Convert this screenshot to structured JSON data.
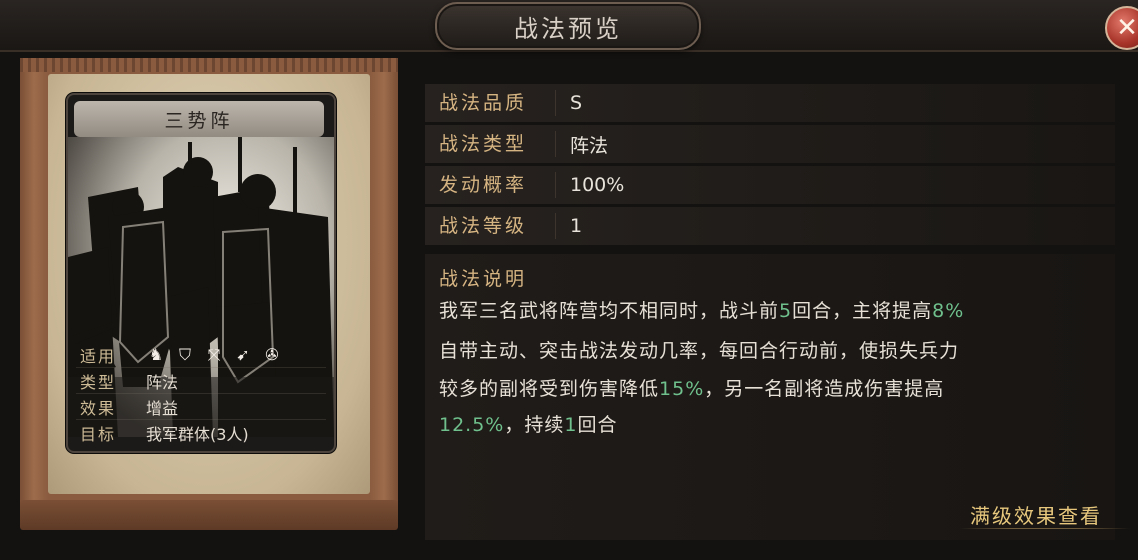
{
  "window": {
    "title": "战法预览",
    "close_icon": "close-icon"
  },
  "card": {
    "name": "三势阵",
    "rows": {
      "applicable_label": "适用",
      "type_label": "类型",
      "type_value": "阵法",
      "effect_label": "效果",
      "effect_value": "增益",
      "target_label": "目标",
      "target_value": "我军群体(3人)"
    },
    "unit_icons": [
      "cavalry-icon",
      "shield-icon",
      "bow-icon",
      "spear-icon",
      "chariot-icon"
    ]
  },
  "attributes": [
    {
      "label": "战法品质",
      "value": "S"
    },
    {
      "label": "战法类型",
      "value": "阵法"
    },
    {
      "label": "发动概率",
      "value": "100%"
    },
    {
      "label": "战法等级",
      "value": "1"
    }
  ],
  "description": {
    "heading": "战法说明",
    "line1": {
      "a": "我军三名武将阵营均不相同时，战斗前",
      "n1": "5",
      "b": "回合，主将提高",
      "n2": "8%"
    },
    "line2": "自带主动、突击战法发动几率，每回合行动前，使损失兵力",
    "line3": {
      "a": "较多的副将受到伤害降低",
      "n1": "15%",
      "b": "，另一名副将造成伤害提高"
    },
    "line4": {
      "n1": "12.5%",
      "a": "，持续",
      "n2": "1",
      "b": "回合"
    }
  },
  "view_full_label": "满级效果查看",
  "colors": {
    "accent_gold": "#d5b482",
    "highlight_green": "#6fc08c",
    "close_red": "#a83429"
  }
}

***

## Exercise prompt
Word for word, quote the lines above. Omit the pictures.

## Exercise response
Convert this screenshot to structured JSON data.
{
  "window": {
    "title": "战法预览",
    "close_icon": "close-icon"
  },
  "card": {
    "name": "三势阵",
    "rows": {
      "applicable_label": "适用",
      "type_label": "类型",
      "type_value": "阵法",
      "effect_label": "效果",
      "effect_value": "增益",
      "target_label": "目标",
      "target_value": "我军群体(3人)"
    },
    "unit_icons": [
      "cavalry-icon",
      "shield-icon",
      "bow-icon",
      "spear-icon",
      "chariot-icon"
    ]
  },
  "attributes": [
    {
      "label": "战法品质",
      "value": "S"
    },
    {
      "label": "战法类型",
      "value": "阵法"
    },
    {
      "label": "发动概率",
      "value": "100%"
    },
    {
      "label": "战法等级",
      "value": "1"
    }
  ],
  "description": {
    "heading": "战法说明",
    "line1": {
      "a": "我军三名武将阵营均不相同时，战斗前",
      "n1": "5",
      "b": "回合，主将提高",
      "n2": "8%"
    },
    "line2": "自带主动、突击战法发动几率，每回合行动前，使损失兵力",
    "line3": {
      "a": "较多的副将受到伤害降低",
      "n1": "15%",
      "b": "，另一名副将造成伤害提高"
    },
    "line4": {
      "n1": "12.5%",
      "a": "，持续",
      "n2": "1",
      "b": "回合"
    }
  },
  "view_full_label": "满级效果查看",
  "colors": {
    "accent_gold": "#d5b482",
    "highlight_green": "#6fc08c",
    "close_red": "#a83429"
  }
}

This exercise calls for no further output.